WORK ITEM A:
Decide whether each statement below agrees with the article on IRAS F17179+5444, answering yes or no and quoting the deciding words of the article: (i) the galaxy was first discovered in 1994 from the QDOT survey; (ii) the galaxy has two separate nuclei; (iii) the tidal debris around the galaxy extends toward the northeast.
WORK ITEM B:
Write a continuation of the article on the galaxy IRAS F17179+5444, beginning after its final sentence.

SUPPLIED PASSAGE:
*** Begin section ***
Observation data (J2000.0 epoch)
- Constellation: Draco
- Right ascension: 17^{h} 18^{m} 54.38^{s}
- Declination: +54° 41′ 48.32″
- Redshift: 0.147680
- Heliocentric radial velocity: 44,273 km/s
- Distance: 1.927 Gly

Characteristics
- Type: ULIRG Sy2
- Size: ~214,900 ly (65.89 kpc) (estimated)

Other designations
- 2MASX J17185436+5441486, IRAS 17179+5444, LEDA 165729, TXS 1717+547, CORALZ J171854+544148, SDSS J171854.39+544148.4

= IRAS F17179+5444 =

Seyfert type 2 galaxy in the constellation Draco

IRAS F17179+5444 is a Seyfert type 2 galaxy located in the constellation of Draco. The redshift of the object is (z) 0.147 and it was first discovered by astronomers in 1994 from the QDOT survey, designated as QDOT 171754.3+544450. It is classified as an ultraluminous infrared galaxy with a star formation rate of 2.29 ± 0.05 M_{☉} per year.

== Description ==
IRAS F17179+5444 is described as a compact galaxy merger. It has a single nucleus, indicating the nuclei have completely coalesced with each other. It is also surrounded by tidal debris with an extension towards the southwest. Hubble Space Telescope continuum imaging shows the morphology of IRAS F17179+5444 to be complex, with two condensation components connected together by a bridge of diffused radio emission in its nuclear region. In the south of the region a long trail of continuum emission is seen emerging towards the southeast of the galaxy's side by 15 kiloparsecs. A series of dust features are seen crossing the nuclear regions of the galaxy.
*** End section ***
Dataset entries
*** Begin section ***
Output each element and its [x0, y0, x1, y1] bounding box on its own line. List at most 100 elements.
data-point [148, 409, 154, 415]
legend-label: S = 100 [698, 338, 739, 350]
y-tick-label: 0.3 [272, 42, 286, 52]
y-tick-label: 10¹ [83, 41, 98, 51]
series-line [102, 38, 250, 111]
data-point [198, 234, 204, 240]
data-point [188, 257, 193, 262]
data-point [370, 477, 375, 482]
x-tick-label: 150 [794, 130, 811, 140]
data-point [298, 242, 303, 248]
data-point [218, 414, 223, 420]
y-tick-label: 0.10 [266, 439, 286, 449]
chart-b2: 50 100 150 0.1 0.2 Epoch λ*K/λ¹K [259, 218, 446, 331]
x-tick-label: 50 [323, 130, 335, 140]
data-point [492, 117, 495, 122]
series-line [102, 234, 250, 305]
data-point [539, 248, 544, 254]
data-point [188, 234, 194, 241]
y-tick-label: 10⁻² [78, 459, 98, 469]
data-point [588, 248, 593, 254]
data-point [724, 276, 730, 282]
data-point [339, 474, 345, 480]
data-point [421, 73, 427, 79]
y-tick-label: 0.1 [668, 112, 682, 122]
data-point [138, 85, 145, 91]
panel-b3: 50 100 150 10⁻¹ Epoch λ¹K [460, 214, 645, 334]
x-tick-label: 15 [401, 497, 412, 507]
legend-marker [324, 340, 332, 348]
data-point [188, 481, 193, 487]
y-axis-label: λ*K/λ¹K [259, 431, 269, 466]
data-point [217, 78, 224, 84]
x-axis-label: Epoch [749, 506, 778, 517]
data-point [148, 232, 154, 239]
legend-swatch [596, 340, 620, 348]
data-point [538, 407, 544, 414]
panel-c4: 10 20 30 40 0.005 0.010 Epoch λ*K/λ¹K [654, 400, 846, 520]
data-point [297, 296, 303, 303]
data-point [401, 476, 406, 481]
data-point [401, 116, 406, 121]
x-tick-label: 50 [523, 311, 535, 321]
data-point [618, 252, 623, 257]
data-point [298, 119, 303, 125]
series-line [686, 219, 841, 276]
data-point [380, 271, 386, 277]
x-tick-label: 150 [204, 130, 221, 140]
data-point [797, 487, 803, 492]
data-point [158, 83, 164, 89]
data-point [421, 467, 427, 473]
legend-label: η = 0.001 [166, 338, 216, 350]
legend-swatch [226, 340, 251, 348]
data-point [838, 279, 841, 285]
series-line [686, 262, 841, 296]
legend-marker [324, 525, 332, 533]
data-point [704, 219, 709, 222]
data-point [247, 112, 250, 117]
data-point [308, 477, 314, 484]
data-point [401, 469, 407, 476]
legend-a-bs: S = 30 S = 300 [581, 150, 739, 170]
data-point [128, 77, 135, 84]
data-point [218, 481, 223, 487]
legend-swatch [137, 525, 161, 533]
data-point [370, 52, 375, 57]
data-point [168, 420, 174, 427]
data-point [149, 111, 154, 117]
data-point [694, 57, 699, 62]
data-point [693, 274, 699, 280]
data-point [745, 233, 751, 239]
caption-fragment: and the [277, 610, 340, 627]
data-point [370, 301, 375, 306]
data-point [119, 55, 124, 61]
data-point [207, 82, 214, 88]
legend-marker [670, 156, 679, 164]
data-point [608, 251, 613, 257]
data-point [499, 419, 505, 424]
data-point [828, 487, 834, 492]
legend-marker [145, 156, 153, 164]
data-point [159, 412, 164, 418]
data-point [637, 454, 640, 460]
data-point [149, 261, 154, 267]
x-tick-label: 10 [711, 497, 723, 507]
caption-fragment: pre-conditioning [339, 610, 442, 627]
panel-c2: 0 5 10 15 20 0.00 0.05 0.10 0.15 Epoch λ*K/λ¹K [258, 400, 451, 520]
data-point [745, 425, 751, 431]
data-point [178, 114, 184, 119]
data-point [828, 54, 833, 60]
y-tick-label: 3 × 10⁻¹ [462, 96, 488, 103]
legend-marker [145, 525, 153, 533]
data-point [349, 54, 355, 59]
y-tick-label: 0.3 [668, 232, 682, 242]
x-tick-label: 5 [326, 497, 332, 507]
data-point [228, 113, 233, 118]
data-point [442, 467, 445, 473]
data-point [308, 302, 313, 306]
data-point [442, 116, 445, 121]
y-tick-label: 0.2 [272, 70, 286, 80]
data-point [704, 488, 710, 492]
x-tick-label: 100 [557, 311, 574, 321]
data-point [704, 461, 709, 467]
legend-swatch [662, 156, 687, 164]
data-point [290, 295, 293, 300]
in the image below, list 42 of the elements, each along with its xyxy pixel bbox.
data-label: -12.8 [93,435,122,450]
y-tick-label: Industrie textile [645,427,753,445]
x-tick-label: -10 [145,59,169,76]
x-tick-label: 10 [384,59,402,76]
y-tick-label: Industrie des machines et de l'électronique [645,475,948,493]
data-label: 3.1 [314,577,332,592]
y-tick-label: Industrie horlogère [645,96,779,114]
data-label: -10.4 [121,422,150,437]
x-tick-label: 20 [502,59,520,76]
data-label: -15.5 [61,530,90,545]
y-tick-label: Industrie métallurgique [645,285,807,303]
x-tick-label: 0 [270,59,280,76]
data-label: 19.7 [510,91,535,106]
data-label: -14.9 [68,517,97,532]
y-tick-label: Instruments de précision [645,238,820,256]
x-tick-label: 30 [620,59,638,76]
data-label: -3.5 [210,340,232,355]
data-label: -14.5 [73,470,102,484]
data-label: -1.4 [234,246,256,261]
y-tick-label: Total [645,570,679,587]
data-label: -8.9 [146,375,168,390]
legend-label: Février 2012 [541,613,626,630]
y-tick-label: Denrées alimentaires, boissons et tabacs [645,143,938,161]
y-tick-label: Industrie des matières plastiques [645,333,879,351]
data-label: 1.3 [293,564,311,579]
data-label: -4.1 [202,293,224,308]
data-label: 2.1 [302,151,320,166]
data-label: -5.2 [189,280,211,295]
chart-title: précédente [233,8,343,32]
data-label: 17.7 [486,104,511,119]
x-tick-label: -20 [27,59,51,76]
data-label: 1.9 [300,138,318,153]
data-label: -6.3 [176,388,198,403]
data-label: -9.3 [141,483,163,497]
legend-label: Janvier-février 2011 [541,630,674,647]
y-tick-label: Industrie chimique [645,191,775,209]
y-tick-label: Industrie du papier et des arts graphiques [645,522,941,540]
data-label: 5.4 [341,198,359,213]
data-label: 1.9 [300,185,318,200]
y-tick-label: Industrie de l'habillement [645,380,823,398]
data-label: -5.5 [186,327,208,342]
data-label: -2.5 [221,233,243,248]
*** End section ***
WRITTEN REPLY A:
(i) Yes: "it was first discovered by astronomers in 1994 from the QDOT survey"
(ii) No: "It has a single nucleus, indicating the nuclei have completely coalesced with each other."
(iii) No: "It is also surrounded by tidal debris with an extension towards the southwest."

WRITTEN REPLY B:
The galaxy is found to contain a gigahertz-peaked spectrum (GPS) radio source based on Very Long Baseline Interferometry (VLBI) imaging. It has two components found having a separation of 68 milliarcseconds when imaged at 1.6 GHz. However, a 5 GHz high-resolution image also showed it has two much weaker components. Observations also found it is a radio-loud object with a power of 10^{25.23} W Hz^{−1} and a low frequency turnover.

IRAS F17179+5444 has warm ionized outflows. Based on studies, the outflow model of the galaxy is described as having three components; mainly a narrow component, a secondary narrow component and a broad component, being blueshifted by −157 ± 33 kilometers per second, in relation to the narrow component. The broad and narrow components are estimated to have full-width at half maximum measurements of 386 ± 14 and 1,543 ± 34 kilometer per seconds. There is also evidence of compact ionized nuclear outflows in the galaxy. with mass outflow rates of 20.1^{+72.9}_{−14.9} M_{☉} per year, and kinetic power of around 2.5 percent.